* **Your instructions**
Return all the data, word for word.

* **Data supplied**
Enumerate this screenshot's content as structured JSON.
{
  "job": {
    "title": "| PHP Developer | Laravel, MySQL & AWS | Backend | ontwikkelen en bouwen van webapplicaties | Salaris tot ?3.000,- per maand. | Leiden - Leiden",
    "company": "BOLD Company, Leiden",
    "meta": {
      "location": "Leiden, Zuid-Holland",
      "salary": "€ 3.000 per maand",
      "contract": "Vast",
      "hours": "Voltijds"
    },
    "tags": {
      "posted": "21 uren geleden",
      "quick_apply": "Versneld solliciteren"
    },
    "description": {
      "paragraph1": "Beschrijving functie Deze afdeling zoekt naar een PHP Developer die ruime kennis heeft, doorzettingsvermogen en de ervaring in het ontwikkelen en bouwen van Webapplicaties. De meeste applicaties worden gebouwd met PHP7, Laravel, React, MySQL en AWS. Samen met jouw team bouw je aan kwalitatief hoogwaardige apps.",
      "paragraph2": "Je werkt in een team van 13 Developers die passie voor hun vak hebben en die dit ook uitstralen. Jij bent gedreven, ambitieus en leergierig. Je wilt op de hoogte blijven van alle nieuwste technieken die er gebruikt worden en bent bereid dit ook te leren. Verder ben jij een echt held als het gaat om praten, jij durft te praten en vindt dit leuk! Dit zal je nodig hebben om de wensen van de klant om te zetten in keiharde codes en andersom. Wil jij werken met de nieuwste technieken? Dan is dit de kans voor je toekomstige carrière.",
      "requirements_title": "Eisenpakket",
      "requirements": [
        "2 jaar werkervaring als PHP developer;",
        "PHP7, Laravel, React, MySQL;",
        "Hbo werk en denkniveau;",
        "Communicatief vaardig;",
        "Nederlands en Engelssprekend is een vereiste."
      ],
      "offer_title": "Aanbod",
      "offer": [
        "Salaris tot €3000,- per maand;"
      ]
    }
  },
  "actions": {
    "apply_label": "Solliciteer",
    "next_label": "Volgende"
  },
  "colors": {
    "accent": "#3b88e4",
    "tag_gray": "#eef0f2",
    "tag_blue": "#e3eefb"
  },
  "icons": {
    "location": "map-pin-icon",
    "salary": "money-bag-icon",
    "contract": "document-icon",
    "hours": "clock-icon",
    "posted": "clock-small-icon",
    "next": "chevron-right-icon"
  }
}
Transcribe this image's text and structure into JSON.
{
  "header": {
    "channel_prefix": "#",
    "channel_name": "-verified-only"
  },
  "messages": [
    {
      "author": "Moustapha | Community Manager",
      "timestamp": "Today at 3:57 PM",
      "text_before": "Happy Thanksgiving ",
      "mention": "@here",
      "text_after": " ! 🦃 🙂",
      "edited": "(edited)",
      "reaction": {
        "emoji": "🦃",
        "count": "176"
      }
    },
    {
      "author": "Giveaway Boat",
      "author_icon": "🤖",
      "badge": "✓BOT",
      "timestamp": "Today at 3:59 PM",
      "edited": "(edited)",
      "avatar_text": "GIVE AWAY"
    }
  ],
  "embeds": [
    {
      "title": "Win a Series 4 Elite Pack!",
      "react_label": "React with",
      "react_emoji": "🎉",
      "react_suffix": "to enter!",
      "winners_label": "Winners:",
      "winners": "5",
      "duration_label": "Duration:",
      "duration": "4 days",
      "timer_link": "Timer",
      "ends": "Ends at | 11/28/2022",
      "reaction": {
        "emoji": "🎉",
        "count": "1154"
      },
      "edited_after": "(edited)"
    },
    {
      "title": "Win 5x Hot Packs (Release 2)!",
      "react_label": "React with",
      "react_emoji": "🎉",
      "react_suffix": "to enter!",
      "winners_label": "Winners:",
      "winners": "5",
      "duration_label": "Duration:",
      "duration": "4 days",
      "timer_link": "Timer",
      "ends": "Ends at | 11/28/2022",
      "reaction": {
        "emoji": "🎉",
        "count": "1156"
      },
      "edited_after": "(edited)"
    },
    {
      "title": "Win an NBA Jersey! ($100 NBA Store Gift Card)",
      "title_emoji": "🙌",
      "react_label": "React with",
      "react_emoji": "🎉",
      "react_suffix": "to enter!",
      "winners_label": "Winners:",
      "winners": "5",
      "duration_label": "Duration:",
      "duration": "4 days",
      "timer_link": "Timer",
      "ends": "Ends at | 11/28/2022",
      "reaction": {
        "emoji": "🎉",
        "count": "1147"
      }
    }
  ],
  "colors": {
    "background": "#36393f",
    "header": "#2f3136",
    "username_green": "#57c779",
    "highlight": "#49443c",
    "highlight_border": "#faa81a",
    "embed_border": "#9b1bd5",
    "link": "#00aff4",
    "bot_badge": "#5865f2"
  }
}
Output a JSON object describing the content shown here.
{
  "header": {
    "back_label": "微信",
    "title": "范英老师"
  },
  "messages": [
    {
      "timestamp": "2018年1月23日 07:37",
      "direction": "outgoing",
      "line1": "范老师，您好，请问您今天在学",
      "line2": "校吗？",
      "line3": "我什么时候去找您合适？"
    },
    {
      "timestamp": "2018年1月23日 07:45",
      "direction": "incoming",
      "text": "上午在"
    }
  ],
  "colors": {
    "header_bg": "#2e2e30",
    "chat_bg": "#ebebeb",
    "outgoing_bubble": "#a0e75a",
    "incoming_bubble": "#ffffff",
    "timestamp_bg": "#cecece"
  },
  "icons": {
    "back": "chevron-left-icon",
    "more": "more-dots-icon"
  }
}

* **In response**
Enumerate this screenshot's content as structured JSON.
{
  "job": {
    "title": "| PHP Developer | Laravel, MySQL & AWS | Backend | ontwikkelen en bouwen van webapplicaties | Salaris tot ?3.000,- per maand. | Leiden - Leiden",
    "company": "BOLD Company, Leiden",
    "meta": {
      "location": "Leiden, Zuid-Holland",
      "salary": "€ 3.000 per maand",
      "contract": "Vast",
      "hours": "Voltijds"
    },
    "tags": {
      "posted": "21 uren geleden",
      "quick_apply": "Versneld solliciteren"
    },
    "description": {
      "paragraph1": "Beschrijving functie Deze afdeling zoekt naar een PHP Developer die ruime kennis heeft, doorzettingsvermogen en de ervaring in het ontwikkelen en bouwen van Webapplicaties. De meeste applicaties worden gebouwd met PHP7, Laravel, React, MySQL en AWS. Samen met jouw team bouw je aan kwalitatief hoogwaardige apps.",
      "paragraph2": "Je werkt in een team van 13 Developers die passie voor hun vak hebben en die dit ook uitstralen. Jij bent gedreven, ambitieus en leergierig. Je wilt op de hoogte blijven van alle nieuwste technieken die er gebruikt worden en bent bereid dit ook te leren. Verder ben jij een echt held als het gaat om praten, jij durft te praten en vindt dit leuk! Dit zal je nodig hebben om de wensen van de klant om te zetten in keiharde codes en andersom. Wil jij werken met de nieuwste technieken? Dan is dit de kans voor je toekomstige carrière.",
      "requirements_title": "Eisenpakket",
      "requirements": [
        "2 jaar werkervaring als PHP developer;",
        "PHP7, Laravel, React, MySQL;",
        "Hbo werk en denkniveau;",
        "Communicatief vaardig;",
        "Nederlands en Engelssprekend is een vereiste."
      ],
      "offer_title": "Aanbod",
      "offer": [
        "Salaris tot €3000,- per maand;"
      ]
    }
  },
  "actions": {
    "apply_label": "Solliciteer",
    "next_label": "Volgende"
  },
  "colors": {
    "accent": "#3b88e4",
    "tag_gray": "#eef0f2",
    "tag_blue": "#e3eefb"
  },
  "icons": {
    "location": "map-pin-icon",
    "salary": "money-bag-icon",
    "contract": "document-icon",
    "hours": "clock-icon",
    "posted": "clock-small-icon",
    "next": "chevron-right-icon"
  }
}
Transcribe this image's text and structure into JSON.
{
  "header": {
    "channel_prefix": "#",
    "channel_name": "-verified-only"
  },
  "messages": [
    {
      "author": "Moustapha | Community Manager",
      "timestamp": "Today at 3:57 PM",
      "text_before": "Happy Thanksgiving ",
      "mention": "@here",
      "text_after": " ! 🦃 🙂",
      "edited": "(edited)",
      "reaction": {
        "emoji": "🦃",
        "count": "176"
      }
    },
    {
      "author": "Giveaway Boat",
      "author_icon": "🤖",
      "badge": "✓BOT",
      "timestamp": "Today at 3:59 PM",
      "edited": "(edited)",
      "avatar_text": "GIVE AWAY"
    }
  ],
  "embeds": [
    {
      "title": "Win a Series 4 Elite Pack!",
      "react_label": "React with",
      "react_emoji": "🎉",
      "react_suffix": "to enter!",
      "winners_label": "Winners:",
      "winners": "5",
      "duration_label": "Duration:",
      "duration": "4 days",
      "timer_link": "Timer",
      "ends": "Ends at | 11/28/2022",
      "reaction": {
        "emoji": "🎉",
        "count": "1154"
      },
      "edited_after": "(edited)"
    },
    {
      "title": "Win 5x Hot Packs (Release 2)!",
      "react_label": "React with",
      "react_emoji": "🎉",
      "react_suffix": "to enter!",
      "winners_label": "Winners:",
      "winners": "5",
      "duration_label": "Duration:",
      "duration": "4 days",
      "timer_link": "Timer",
      "ends": "Ends at | 11/28/2022",
      "reaction": {
        "emoji": "🎉",
        "count": "1156"
      },
      "edited_after": "(edited)"
    },
    {
      "title": "Win an NBA Jersey! ($100 NBA Store Gift Card)",
      "title_emoji": "🙌",
      "react_label": "React with",
      "react_emoji": "🎉",
      "react_suffix": "to enter!",
      "winners_label": "Winners:",
      "winners": "5",
      "duration_label": "Duration:",
      "duration": "4 days",
      "timer_link": "Timer",
      "ends": "Ends at | 11/28/2022",
      "reaction": {
        "emoji": "🎉",
        "count": "1147"
      }
    }
  ],
  "colors": {
    "background": "#36393f",
    "header": "#2f3136",
    "username_green": "#57c779",
    "highlight": "#49443c",
    "highlight_border": "#faa81a",
    "embed_border": "#9b1bd5",
    "link": "#00aff4",
    "bot_badge": "#5865f2"
  }
}
Output a JSON object describing the content shown here.
{
  "header": {
    "back_label": "微信",
    "title": "范英老师"
  },
  "messages": [
    {
      "timestamp": "2018年1月23日 07:37",
      "direction": "outgoing",
      "line1": "范老师，您好，请问您今天在学",
      "line2": "校吗？",
      "line3": "我什么时候去找您合适？"
    },
    {
      "timestamp": "2018年1月23日 07:45",
      "direction": "incoming",
      "text": "上午在"
    }
  ],
  "colors": {
    "header_bg": "#2e2e30",
    "chat_bg": "#ebebeb",
    "outgoing_bubble": "#a0e75a",
    "incoming_bubble": "#ffffff",
    "timestamp_bg": "#cecece"
  },
  "icons": {
    "back": "chevron-left-icon",
    "more": "more-dots-icon"
  }
}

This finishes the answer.